▸ **Data provided**:
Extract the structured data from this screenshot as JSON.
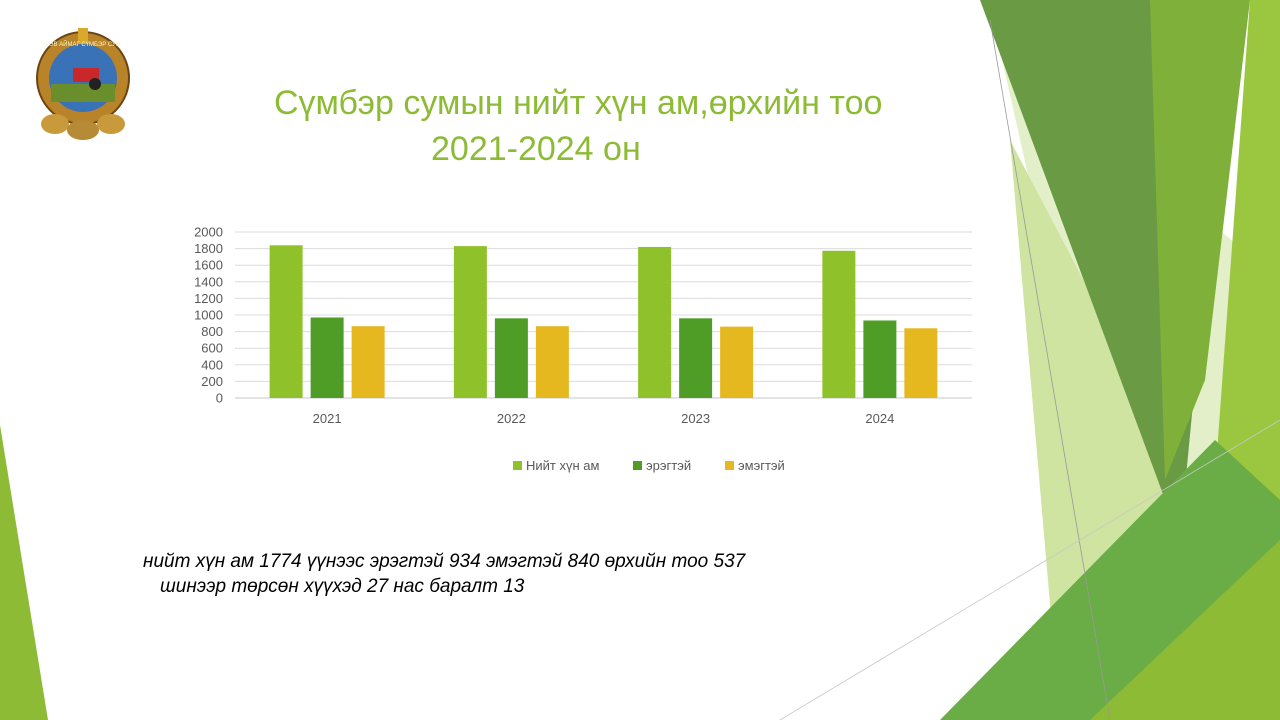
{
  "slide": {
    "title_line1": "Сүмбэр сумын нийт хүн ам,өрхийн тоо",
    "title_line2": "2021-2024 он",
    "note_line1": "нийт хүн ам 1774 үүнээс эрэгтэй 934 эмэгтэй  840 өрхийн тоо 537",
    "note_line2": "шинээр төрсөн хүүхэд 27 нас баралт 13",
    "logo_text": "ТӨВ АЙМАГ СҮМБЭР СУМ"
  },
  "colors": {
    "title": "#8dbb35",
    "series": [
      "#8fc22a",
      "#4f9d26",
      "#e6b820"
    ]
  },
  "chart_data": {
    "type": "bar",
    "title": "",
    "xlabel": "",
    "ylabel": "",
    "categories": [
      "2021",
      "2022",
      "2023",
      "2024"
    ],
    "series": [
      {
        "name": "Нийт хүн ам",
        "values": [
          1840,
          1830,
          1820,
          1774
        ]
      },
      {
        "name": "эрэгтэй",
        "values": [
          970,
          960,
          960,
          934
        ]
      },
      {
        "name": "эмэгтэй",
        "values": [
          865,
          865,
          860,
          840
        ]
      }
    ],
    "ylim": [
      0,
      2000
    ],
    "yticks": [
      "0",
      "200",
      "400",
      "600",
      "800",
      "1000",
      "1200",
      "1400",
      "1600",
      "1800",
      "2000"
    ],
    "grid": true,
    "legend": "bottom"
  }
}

▸ **Task details**: Take each line of the material that contains the word "эрэгтэй" and list it.

▸ **Result of this task**:
    "note_line1": "нийт хүн ам 1774 үүнээс эрэгтэй 934 эмэгтэй  840 өрхийн тоо 537",
        "name": "эрэгтэй",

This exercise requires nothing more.